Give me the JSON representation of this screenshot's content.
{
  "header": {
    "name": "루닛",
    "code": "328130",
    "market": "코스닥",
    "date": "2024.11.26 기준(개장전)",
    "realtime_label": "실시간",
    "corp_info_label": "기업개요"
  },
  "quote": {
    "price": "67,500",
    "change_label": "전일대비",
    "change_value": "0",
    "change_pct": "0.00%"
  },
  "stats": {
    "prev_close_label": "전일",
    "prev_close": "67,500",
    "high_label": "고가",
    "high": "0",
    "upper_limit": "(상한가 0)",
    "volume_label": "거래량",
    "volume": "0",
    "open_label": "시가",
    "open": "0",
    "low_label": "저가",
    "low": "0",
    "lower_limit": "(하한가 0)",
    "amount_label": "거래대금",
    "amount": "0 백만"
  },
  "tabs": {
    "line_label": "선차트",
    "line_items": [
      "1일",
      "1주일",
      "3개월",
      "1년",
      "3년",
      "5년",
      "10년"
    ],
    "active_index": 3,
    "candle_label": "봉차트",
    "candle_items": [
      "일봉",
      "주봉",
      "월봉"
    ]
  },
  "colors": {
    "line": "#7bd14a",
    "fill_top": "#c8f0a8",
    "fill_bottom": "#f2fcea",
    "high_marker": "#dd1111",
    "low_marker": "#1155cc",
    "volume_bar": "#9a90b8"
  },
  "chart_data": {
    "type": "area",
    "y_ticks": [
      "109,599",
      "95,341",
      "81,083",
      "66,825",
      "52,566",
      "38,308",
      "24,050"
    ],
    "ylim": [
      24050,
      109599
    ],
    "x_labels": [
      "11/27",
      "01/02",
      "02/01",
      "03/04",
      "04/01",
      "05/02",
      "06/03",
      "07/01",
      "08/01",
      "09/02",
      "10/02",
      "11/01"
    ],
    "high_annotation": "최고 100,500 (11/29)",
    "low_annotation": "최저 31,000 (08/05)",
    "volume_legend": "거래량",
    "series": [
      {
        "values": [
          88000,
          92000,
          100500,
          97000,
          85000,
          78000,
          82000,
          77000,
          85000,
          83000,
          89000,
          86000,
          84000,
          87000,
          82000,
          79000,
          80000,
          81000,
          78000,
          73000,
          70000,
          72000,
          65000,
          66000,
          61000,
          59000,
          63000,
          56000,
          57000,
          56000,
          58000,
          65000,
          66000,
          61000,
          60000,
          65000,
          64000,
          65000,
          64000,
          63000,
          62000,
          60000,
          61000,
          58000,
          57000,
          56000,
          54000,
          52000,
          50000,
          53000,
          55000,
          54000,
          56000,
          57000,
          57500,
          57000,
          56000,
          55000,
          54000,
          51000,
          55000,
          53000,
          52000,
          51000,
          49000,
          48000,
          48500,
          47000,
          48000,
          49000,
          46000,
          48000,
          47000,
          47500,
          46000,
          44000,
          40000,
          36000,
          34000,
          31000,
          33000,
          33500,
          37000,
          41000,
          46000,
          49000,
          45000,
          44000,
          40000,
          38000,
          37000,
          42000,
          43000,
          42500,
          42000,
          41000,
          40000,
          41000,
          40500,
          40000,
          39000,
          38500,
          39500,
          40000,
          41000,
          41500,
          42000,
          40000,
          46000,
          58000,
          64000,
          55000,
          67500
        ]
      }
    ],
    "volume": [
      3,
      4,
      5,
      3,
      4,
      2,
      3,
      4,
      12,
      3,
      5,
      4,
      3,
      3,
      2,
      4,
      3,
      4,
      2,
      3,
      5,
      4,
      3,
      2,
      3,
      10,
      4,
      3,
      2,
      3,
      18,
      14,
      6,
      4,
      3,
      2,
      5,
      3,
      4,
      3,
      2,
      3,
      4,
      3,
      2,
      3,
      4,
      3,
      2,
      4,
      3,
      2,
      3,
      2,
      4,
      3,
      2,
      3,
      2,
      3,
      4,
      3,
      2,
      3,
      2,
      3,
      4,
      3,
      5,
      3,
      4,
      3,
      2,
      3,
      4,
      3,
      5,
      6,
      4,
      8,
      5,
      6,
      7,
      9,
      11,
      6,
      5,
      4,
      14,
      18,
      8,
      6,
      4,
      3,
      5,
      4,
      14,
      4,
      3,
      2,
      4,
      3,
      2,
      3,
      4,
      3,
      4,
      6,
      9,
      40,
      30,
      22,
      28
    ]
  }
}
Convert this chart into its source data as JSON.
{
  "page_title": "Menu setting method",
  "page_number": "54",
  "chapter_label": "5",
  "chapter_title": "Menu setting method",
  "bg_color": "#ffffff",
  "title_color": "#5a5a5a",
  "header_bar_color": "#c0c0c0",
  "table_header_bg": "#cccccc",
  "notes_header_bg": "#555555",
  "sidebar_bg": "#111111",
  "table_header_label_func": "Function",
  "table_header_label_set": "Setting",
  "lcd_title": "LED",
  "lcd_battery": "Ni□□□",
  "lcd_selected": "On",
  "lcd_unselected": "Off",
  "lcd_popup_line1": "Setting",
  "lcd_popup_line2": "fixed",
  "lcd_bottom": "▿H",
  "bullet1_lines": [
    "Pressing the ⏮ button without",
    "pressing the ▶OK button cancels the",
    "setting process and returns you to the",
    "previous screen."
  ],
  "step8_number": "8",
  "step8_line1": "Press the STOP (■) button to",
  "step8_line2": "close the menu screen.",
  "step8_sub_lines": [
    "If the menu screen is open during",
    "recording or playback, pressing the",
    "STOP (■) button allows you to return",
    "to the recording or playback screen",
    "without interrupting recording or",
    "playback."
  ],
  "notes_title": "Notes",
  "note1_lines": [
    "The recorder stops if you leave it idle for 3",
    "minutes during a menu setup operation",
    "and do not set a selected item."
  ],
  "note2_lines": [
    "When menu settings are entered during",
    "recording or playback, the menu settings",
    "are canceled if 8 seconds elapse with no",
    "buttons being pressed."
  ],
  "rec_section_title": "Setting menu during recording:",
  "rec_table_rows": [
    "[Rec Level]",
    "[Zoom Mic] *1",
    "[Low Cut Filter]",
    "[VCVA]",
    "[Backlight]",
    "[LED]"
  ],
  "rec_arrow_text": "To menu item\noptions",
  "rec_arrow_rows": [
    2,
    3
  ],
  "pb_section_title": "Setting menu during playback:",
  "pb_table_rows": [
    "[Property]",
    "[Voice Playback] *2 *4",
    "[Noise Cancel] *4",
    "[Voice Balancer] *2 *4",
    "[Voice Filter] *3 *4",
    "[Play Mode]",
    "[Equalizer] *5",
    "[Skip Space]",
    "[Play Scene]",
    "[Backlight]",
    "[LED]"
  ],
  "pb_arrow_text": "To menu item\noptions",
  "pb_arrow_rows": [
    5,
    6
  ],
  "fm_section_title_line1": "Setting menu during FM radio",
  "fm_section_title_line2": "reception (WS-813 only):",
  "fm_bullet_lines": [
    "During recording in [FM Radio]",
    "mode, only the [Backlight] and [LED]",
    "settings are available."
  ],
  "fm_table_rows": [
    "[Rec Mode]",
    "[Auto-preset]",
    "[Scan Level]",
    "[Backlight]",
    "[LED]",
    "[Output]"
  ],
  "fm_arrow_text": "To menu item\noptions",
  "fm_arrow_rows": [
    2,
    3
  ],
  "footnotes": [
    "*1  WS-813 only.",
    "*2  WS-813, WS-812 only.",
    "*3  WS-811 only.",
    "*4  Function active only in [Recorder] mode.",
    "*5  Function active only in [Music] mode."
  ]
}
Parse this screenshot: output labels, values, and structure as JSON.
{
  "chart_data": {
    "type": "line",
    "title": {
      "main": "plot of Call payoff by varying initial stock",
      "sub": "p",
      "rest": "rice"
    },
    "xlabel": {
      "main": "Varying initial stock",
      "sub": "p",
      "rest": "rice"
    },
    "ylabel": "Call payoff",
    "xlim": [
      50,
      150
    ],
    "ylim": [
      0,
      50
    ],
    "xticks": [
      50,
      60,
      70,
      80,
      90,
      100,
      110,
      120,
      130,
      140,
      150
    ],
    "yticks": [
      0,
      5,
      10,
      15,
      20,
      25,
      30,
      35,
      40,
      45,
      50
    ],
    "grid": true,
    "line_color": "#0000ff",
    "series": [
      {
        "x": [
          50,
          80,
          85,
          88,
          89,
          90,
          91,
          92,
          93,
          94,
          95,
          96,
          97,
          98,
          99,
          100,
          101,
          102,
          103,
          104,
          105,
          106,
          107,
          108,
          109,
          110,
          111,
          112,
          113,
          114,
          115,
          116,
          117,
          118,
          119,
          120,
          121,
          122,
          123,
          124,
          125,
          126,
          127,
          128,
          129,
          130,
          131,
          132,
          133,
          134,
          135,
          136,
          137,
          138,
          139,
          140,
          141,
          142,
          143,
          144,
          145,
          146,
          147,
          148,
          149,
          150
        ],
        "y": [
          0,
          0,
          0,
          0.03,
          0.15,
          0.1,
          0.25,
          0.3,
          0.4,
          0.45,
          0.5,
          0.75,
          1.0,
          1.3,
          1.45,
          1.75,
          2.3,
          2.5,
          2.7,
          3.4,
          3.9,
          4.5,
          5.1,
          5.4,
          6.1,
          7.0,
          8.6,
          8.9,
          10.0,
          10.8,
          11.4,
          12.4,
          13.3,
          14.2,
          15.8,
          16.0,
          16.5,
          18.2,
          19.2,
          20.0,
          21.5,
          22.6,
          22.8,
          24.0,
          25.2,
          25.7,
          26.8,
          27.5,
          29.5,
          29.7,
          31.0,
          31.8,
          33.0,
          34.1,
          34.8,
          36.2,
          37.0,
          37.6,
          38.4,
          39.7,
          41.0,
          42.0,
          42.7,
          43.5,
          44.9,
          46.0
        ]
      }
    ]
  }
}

**Objective**. Scan the listing above and copy all lines containing the word "settings".

**Finished task**.
    "When menu settings are entered during",
    "recording or playback, the menu settings",
    "settings are available."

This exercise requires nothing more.